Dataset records
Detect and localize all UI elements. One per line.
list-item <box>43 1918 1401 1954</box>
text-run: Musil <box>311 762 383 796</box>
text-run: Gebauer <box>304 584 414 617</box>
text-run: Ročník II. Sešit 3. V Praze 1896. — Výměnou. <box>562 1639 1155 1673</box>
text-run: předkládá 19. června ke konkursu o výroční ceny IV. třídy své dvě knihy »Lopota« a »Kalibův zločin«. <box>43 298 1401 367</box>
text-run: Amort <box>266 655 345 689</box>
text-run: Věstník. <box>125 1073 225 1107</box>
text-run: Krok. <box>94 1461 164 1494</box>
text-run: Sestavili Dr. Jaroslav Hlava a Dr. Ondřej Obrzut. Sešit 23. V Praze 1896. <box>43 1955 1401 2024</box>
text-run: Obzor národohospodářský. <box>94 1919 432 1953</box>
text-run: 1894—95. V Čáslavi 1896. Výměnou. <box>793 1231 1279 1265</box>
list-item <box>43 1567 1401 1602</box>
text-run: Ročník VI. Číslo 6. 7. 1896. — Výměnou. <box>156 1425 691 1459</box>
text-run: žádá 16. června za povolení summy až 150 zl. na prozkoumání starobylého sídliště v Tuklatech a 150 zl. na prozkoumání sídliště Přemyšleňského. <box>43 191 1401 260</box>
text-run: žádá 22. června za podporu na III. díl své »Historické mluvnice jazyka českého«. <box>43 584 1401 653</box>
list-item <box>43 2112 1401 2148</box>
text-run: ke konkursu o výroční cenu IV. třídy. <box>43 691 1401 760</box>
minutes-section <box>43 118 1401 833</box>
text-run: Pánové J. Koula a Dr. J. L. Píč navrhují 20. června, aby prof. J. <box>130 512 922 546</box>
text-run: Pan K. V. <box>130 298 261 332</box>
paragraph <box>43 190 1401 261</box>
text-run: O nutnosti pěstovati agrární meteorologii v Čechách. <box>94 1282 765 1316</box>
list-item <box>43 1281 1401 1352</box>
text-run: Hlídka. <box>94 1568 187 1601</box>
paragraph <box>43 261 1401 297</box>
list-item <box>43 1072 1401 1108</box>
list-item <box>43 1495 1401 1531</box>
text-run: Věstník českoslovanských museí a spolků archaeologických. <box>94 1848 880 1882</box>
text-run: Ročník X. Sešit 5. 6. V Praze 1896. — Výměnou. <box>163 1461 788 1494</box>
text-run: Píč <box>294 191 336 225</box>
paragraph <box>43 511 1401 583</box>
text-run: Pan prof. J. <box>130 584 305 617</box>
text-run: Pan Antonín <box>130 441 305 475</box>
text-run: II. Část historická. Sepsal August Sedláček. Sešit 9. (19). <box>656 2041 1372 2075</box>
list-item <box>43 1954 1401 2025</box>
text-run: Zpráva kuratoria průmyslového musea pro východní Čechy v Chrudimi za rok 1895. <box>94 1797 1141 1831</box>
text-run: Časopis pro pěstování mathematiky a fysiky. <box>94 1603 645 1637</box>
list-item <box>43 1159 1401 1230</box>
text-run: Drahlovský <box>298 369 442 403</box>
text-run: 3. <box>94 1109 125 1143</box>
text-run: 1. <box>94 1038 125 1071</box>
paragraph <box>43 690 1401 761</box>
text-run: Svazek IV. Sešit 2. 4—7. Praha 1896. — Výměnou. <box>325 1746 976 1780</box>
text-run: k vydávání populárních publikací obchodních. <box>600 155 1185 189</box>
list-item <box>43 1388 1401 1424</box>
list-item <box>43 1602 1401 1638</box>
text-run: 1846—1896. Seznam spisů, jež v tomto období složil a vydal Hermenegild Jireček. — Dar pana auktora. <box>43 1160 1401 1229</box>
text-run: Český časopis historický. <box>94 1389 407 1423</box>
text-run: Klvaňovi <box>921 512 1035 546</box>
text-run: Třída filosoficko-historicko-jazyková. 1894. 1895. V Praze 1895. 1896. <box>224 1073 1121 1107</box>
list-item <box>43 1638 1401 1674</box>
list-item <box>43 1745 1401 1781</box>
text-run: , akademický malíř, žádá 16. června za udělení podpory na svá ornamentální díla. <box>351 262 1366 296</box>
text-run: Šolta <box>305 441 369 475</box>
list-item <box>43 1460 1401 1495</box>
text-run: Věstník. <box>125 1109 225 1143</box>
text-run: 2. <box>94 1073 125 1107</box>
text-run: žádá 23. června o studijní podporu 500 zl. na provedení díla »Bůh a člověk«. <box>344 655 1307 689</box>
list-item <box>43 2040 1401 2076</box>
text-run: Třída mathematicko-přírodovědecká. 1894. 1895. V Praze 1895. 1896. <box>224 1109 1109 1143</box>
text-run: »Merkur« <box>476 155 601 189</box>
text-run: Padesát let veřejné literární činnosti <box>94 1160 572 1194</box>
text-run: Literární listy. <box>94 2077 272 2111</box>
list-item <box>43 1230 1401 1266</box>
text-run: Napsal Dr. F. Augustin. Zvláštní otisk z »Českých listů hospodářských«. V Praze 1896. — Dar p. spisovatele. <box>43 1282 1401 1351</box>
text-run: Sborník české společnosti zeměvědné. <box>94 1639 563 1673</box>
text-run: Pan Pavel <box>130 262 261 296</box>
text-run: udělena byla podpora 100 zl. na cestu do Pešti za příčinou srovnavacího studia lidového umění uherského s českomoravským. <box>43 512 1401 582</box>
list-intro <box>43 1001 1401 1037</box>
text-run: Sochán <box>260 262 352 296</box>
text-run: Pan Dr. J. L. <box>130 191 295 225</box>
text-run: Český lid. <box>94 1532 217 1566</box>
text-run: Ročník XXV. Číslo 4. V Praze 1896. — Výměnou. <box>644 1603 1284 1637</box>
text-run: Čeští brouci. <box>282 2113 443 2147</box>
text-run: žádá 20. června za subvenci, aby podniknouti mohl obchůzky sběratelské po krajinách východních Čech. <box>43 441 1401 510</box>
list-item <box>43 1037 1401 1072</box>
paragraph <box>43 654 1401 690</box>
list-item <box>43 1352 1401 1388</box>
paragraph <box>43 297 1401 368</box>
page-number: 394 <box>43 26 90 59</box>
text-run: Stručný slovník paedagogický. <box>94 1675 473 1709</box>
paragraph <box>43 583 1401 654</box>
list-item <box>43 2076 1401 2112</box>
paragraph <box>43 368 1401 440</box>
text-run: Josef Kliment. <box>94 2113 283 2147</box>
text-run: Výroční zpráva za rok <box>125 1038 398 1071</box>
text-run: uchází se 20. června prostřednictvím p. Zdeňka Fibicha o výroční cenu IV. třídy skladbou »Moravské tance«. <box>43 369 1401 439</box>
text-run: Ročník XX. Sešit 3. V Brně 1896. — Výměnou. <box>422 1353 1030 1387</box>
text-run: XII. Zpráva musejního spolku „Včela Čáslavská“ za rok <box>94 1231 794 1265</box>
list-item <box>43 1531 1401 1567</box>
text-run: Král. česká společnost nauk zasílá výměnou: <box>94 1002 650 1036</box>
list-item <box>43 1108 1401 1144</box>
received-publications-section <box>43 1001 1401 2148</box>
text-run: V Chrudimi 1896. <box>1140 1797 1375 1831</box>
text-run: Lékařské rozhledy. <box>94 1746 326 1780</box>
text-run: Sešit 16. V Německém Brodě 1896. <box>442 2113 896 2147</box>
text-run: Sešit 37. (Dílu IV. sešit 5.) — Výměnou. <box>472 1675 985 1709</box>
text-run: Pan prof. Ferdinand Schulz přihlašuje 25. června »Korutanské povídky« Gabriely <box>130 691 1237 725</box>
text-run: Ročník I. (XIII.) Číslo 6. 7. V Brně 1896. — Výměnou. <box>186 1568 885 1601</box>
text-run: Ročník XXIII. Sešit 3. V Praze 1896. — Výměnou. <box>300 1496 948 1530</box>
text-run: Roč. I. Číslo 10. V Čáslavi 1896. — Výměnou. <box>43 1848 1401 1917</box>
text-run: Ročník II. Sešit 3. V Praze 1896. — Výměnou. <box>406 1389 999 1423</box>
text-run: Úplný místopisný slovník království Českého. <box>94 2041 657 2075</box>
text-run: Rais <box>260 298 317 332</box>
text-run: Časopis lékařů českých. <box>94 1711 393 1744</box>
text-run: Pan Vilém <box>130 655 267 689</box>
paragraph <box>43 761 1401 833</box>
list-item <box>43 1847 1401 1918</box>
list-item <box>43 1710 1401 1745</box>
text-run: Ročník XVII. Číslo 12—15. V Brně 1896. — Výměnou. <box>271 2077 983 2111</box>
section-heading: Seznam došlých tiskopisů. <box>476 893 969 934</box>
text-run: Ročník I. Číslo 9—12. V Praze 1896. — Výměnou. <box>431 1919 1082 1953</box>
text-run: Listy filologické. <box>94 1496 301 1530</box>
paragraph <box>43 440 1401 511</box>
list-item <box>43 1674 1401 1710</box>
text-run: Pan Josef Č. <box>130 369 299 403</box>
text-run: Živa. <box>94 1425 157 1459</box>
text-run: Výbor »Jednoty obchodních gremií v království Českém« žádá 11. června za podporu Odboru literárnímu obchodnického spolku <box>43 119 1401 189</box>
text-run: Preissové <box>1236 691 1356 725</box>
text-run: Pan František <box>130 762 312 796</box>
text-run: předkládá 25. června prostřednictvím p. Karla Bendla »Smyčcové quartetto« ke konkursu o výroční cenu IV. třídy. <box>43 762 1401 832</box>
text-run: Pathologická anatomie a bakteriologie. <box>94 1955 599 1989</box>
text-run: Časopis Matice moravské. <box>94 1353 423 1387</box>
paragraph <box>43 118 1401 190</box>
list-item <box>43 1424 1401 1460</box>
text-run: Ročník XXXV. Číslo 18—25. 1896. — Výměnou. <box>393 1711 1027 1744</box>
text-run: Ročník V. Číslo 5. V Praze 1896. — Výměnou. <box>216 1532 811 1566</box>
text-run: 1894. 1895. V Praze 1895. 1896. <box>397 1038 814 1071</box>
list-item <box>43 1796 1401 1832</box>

Short exercise
Copy the listing verbatim, starting at its first line and ending at the line that contains "list-item <box>43 1281 1401 1352</box>", with both of those lines included.

Worked answer
Detect and localize all UI elements. One per line.
list-item <box>43 1918 1401 1954</box>
text-run: Musil <box>311 762 383 796</box>
text-run: Gebauer <box>304 584 414 617</box>
text-run: Ročník II. Sešit 3. V Praze 1896. — Výměnou. <box>562 1639 1155 1673</box>
text-run: předkládá 19. června ke konkursu o výroční ceny IV. třídy své dvě knihy »Lopota« a »Kalibův zločin«. <box>43 298 1401 367</box>
text-run: Amort <box>266 655 345 689</box>
text-run: Věstník. <box>125 1073 225 1107</box>
text-run: Krok. <box>94 1461 164 1494</box>
text-run: Sestavili Dr. Jaroslav Hlava a Dr. Ondřej Obrzut. Sešit 23. V Praze 1896. <box>43 1955 1401 2024</box>
text-run: Obzor národohospodářský. <box>94 1919 432 1953</box>
text-run: 1894—95. V Čáslavi 1896. Výměnou. <box>793 1231 1279 1265</box>
list-item <box>43 1567 1401 1602</box>
text-run: Ročník VI. Číslo 6. 7. 1896. — Výměnou. <box>156 1425 691 1459</box>
text-run: žádá 16. června za povolení summy až 150 zl. na prozkoumání starobylého sídliště v Tuklatech a 150 zl. na prozkoumání sídliště Přemyšleňského. <box>43 191 1401 260</box>
text-run: žádá 22. června za podporu na III. díl své »Historické mluvnice jazyka českého«. <box>43 584 1401 653</box>
list-item <box>43 2112 1401 2148</box>
text-run: ke konkursu o výroční cenu IV. třídy. <box>43 691 1401 760</box>
minutes-section <box>43 118 1401 833</box>
text-run: Pánové J. Koula a Dr. J. L. Píč navrhují 20. června, aby prof. J. <box>130 512 922 546</box>
text-run: Pan K. V. <box>130 298 261 332</box>
paragraph <box>43 190 1401 261</box>
text-run: O nutnosti pěstovati agrární meteorologii v Čechách. <box>94 1282 765 1316</box>
list-item <box>43 1281 1401 1352</box>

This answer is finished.